Material for this task:
● ● ●
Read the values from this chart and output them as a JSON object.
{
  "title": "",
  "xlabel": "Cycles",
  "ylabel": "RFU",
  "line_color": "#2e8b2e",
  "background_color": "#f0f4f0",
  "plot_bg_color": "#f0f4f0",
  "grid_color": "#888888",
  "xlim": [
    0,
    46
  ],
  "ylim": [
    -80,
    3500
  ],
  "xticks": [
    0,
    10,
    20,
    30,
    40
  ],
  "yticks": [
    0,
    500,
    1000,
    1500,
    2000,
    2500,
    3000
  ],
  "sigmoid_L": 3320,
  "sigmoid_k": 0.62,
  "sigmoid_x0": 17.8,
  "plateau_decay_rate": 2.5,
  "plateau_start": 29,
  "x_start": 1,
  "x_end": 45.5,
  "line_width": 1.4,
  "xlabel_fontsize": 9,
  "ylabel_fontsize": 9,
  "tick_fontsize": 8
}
● ● ●
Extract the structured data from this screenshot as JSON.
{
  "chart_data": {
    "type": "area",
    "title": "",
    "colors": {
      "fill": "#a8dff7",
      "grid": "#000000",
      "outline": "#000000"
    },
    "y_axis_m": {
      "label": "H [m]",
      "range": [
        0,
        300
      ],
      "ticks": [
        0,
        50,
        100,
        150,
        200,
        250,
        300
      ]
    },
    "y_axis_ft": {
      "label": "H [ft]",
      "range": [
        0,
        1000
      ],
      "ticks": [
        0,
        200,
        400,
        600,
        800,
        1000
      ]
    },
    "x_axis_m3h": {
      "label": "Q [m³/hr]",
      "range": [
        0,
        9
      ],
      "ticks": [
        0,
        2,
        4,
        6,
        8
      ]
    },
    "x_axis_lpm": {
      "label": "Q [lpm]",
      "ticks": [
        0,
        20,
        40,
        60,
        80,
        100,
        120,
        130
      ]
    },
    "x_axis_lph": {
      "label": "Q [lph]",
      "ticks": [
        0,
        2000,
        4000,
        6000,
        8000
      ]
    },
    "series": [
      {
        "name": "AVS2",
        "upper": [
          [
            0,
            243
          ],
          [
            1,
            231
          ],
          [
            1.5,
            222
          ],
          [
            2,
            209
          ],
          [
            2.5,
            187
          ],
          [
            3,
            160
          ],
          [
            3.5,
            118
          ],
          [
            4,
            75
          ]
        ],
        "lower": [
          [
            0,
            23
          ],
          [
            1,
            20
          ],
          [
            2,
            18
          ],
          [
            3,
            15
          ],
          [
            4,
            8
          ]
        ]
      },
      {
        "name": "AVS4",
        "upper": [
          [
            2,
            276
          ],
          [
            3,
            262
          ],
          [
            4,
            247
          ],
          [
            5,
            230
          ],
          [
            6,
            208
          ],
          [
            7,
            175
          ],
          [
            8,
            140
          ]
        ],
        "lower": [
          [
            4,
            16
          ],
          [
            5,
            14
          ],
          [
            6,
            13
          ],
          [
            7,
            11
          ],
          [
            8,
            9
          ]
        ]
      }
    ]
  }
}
● ● ●
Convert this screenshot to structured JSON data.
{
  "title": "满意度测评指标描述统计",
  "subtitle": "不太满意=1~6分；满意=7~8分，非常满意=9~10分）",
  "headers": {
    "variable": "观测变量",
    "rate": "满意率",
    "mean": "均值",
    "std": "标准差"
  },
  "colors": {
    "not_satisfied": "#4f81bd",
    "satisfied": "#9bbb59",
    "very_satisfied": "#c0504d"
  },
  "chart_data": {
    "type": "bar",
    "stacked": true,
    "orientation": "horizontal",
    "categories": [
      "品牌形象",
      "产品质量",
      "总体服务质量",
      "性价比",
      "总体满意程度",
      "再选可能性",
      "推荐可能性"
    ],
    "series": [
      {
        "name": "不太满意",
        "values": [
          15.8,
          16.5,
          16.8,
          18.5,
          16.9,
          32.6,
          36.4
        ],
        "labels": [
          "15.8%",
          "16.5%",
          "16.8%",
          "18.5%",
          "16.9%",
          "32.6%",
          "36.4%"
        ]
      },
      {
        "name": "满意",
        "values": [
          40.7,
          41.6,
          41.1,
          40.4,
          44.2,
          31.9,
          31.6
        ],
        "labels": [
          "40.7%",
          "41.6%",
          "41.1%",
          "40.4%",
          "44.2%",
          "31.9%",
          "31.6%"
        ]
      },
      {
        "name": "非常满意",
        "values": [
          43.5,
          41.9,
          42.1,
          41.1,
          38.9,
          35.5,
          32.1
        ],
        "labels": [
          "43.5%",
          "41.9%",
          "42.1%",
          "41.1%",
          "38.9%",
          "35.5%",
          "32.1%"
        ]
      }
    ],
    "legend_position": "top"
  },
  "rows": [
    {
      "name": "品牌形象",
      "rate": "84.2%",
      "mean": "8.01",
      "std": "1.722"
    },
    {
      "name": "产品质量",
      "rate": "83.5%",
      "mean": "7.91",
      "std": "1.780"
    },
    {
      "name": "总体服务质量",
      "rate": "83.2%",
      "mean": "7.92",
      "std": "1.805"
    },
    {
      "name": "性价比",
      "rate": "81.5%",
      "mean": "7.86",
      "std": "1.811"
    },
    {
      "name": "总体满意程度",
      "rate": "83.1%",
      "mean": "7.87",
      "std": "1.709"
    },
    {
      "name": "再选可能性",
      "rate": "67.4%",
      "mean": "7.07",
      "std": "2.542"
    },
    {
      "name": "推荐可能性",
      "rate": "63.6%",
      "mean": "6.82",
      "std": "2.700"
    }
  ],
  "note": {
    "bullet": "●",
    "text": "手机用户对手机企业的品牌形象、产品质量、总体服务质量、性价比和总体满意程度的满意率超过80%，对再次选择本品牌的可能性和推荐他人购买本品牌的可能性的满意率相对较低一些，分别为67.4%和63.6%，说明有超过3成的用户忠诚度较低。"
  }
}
● ● ●
Stated exercise: Pick out every line holding the string "structured" and return it.

Written response:
Extract the structured data from this screenshot as JSON.
Convert this screenshot to structured JSON data.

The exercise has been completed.